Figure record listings
'''

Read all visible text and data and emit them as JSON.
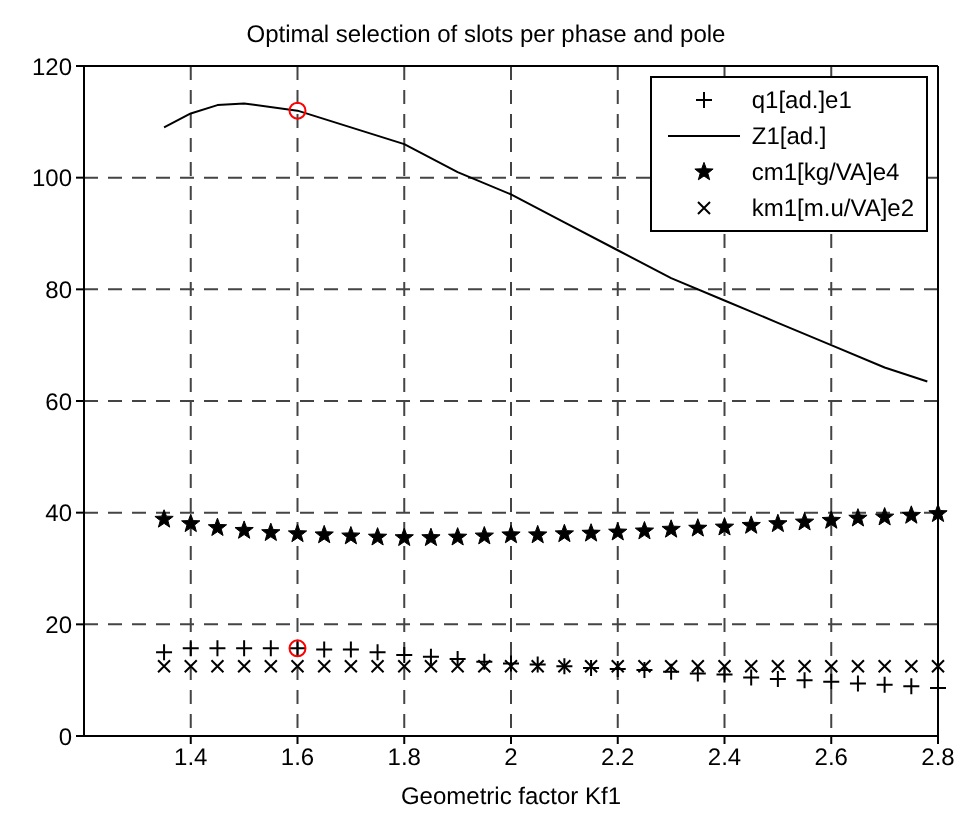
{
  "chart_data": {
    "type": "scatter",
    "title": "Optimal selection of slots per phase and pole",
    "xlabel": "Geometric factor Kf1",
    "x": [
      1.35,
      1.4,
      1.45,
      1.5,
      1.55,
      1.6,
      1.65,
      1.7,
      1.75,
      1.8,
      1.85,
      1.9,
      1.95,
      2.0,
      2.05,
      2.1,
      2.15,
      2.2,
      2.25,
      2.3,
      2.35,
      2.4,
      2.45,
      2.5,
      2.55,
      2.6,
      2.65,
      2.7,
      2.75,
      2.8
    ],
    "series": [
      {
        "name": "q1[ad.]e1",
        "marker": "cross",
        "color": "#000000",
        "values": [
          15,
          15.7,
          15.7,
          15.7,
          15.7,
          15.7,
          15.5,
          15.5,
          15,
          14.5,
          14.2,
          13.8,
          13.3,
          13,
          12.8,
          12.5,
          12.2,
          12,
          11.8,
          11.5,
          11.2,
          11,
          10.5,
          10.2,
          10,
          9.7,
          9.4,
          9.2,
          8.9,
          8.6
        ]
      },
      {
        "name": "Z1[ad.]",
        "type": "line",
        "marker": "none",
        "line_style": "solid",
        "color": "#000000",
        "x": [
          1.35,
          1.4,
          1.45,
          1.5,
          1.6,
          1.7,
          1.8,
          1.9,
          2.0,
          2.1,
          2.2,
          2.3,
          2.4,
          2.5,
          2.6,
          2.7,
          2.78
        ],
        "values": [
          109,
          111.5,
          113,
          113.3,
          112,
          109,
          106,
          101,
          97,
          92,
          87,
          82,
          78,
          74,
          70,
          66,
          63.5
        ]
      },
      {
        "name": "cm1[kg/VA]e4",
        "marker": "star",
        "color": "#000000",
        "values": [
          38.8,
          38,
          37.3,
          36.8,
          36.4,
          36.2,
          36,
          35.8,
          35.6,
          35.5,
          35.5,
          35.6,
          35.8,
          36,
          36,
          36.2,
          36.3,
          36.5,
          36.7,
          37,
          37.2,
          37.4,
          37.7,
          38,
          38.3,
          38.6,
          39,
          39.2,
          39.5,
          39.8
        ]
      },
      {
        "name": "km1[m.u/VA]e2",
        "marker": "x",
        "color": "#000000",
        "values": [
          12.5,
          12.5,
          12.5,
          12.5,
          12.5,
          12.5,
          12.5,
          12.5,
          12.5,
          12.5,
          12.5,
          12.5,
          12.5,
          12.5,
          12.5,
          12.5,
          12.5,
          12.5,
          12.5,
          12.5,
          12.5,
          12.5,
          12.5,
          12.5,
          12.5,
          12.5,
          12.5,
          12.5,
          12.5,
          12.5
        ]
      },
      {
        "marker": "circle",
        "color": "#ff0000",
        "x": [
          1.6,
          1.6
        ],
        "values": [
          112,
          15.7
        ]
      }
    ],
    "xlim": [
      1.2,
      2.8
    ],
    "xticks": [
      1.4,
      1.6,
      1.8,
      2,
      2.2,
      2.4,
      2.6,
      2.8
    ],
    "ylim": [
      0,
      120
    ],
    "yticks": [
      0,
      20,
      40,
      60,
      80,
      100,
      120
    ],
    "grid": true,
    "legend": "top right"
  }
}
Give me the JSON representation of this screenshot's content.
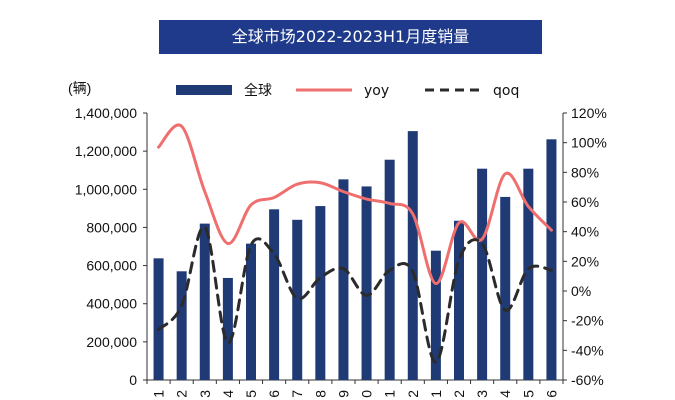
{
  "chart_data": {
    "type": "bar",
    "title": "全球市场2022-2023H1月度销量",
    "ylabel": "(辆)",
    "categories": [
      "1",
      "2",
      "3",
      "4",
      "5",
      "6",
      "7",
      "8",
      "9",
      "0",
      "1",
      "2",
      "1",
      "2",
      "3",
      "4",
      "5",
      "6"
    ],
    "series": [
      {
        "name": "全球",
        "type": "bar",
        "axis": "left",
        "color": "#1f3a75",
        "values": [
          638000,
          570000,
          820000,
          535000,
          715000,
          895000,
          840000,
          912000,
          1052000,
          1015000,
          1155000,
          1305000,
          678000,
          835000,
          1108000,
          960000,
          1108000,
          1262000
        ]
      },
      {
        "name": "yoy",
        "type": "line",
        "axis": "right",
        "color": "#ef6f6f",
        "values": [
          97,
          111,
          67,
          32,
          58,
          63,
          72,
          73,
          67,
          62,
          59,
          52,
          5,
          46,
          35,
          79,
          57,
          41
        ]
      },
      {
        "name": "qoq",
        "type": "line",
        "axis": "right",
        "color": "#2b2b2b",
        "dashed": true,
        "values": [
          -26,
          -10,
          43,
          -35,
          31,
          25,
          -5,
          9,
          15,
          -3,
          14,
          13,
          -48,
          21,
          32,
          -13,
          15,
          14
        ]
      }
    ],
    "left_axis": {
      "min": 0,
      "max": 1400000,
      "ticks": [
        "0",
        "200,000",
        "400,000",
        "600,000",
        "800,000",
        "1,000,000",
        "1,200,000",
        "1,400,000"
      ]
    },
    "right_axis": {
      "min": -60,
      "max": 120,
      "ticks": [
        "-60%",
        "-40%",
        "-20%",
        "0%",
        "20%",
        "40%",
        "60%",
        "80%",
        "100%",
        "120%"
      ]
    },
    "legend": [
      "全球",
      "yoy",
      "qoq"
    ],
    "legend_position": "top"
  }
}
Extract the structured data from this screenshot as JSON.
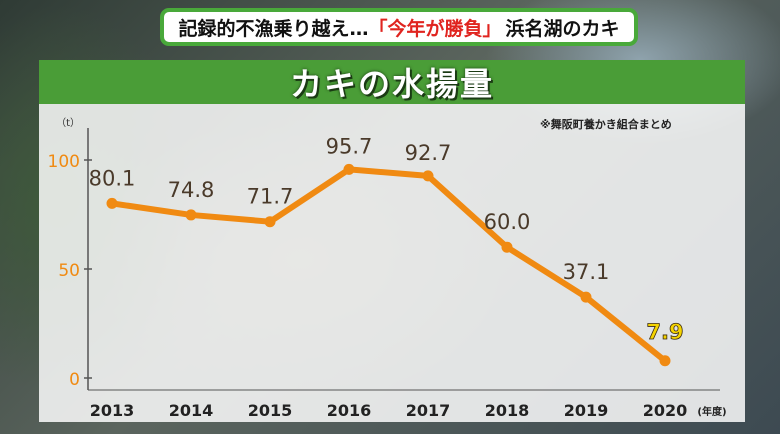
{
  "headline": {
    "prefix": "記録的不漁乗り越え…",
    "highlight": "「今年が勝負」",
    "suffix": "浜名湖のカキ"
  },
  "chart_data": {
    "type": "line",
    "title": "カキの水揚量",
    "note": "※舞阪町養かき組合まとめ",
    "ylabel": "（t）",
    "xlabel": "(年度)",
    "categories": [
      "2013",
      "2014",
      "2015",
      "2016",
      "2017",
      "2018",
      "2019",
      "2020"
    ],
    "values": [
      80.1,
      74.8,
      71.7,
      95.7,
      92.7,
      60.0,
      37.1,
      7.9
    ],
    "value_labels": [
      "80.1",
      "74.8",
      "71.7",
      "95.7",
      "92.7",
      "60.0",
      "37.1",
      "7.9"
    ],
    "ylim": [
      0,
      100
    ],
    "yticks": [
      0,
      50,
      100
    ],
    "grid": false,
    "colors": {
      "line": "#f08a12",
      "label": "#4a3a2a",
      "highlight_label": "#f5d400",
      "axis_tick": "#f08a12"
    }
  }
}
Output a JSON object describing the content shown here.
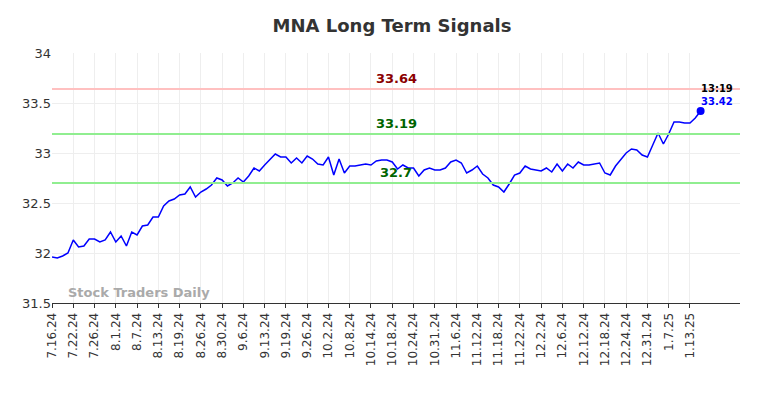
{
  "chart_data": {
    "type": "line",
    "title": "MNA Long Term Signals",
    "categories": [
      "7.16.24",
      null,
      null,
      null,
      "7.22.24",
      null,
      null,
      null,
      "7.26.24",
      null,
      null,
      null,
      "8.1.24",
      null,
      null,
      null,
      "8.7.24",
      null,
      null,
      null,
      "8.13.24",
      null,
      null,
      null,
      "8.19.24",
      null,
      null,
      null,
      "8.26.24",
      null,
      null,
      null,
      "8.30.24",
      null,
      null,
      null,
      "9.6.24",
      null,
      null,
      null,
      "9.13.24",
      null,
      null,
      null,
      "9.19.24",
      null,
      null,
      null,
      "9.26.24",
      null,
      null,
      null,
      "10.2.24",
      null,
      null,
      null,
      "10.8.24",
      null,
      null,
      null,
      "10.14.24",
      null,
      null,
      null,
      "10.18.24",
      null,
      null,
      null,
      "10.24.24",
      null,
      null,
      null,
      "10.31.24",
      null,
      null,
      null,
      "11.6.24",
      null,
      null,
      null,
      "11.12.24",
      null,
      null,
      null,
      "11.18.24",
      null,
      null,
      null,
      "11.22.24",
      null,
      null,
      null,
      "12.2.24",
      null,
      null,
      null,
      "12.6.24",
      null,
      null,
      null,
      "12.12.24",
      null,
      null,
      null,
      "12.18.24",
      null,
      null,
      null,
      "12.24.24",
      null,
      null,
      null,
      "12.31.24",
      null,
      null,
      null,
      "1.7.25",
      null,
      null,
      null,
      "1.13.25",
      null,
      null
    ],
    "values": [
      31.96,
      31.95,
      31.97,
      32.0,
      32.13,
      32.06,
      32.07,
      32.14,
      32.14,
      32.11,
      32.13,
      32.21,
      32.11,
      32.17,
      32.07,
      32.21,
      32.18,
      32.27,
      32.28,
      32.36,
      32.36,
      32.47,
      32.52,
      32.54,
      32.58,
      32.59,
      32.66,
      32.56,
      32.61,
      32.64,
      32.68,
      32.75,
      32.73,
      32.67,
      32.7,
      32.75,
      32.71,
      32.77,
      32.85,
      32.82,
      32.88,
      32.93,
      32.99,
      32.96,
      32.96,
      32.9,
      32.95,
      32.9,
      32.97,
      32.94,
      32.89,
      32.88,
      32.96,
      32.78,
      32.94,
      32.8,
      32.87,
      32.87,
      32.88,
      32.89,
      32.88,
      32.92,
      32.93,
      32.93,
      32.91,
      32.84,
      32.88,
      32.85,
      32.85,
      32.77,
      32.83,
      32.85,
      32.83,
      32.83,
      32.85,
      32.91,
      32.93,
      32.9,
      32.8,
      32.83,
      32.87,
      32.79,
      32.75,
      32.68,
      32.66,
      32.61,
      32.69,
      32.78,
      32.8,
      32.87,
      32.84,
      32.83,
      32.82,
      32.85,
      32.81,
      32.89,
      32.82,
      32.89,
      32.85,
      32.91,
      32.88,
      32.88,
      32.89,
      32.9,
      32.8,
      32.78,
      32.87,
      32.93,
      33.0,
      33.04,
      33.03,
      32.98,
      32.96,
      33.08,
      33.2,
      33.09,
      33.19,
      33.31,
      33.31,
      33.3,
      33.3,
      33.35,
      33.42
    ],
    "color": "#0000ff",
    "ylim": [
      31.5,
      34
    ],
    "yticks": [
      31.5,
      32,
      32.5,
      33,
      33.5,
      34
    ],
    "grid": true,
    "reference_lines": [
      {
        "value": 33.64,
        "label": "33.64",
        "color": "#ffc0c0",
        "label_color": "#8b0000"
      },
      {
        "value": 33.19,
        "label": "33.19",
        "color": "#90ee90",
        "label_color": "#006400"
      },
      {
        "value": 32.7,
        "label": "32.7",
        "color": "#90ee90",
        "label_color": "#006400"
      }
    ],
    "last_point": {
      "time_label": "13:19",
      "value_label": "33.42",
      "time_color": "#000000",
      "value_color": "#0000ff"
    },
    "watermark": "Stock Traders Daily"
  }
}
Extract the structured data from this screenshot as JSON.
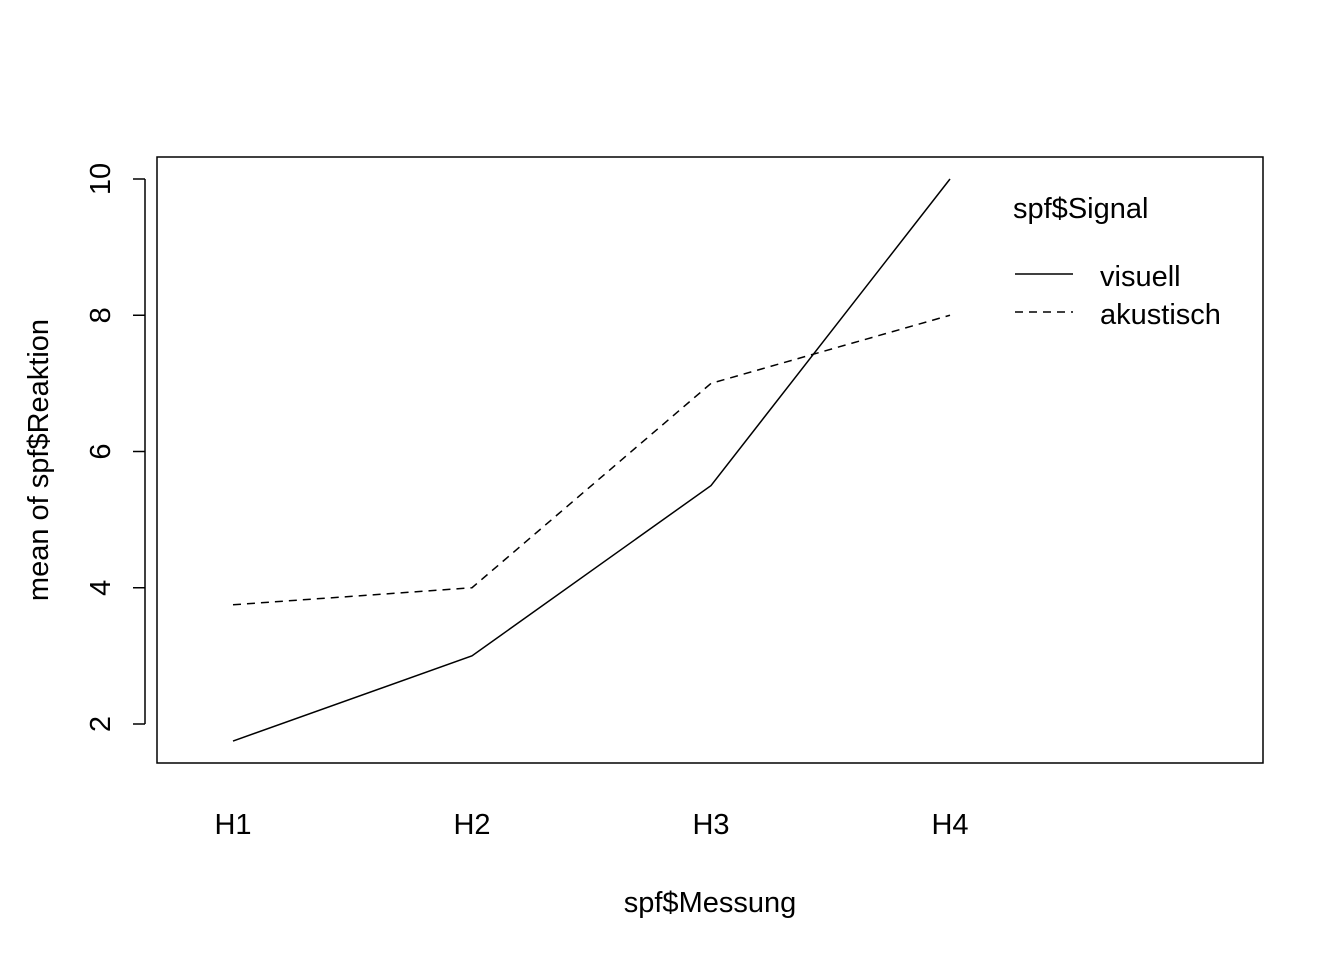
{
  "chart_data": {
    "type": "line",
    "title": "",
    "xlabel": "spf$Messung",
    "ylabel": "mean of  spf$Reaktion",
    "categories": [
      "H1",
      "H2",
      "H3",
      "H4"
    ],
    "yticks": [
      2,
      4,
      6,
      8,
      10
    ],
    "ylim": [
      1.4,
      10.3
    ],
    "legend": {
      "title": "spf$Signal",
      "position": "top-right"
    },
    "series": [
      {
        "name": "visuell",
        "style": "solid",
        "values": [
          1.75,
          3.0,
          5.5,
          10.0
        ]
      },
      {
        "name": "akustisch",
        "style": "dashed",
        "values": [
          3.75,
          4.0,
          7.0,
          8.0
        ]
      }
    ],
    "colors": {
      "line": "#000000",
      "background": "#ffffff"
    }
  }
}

'''

**WORK TO COMPLETE**. In the listing above, find each line with the word "title" and copy it.

**FINAL ANSWER**.
    "title": "Optimal selection of slots per phase and pole",
    "title": "全球市场2022-2023H1月度销量",
    "title": "カキの水揚量",
    "title": "MNA Long Term Signals",
    "title": "",
      "title": "spf$Signal",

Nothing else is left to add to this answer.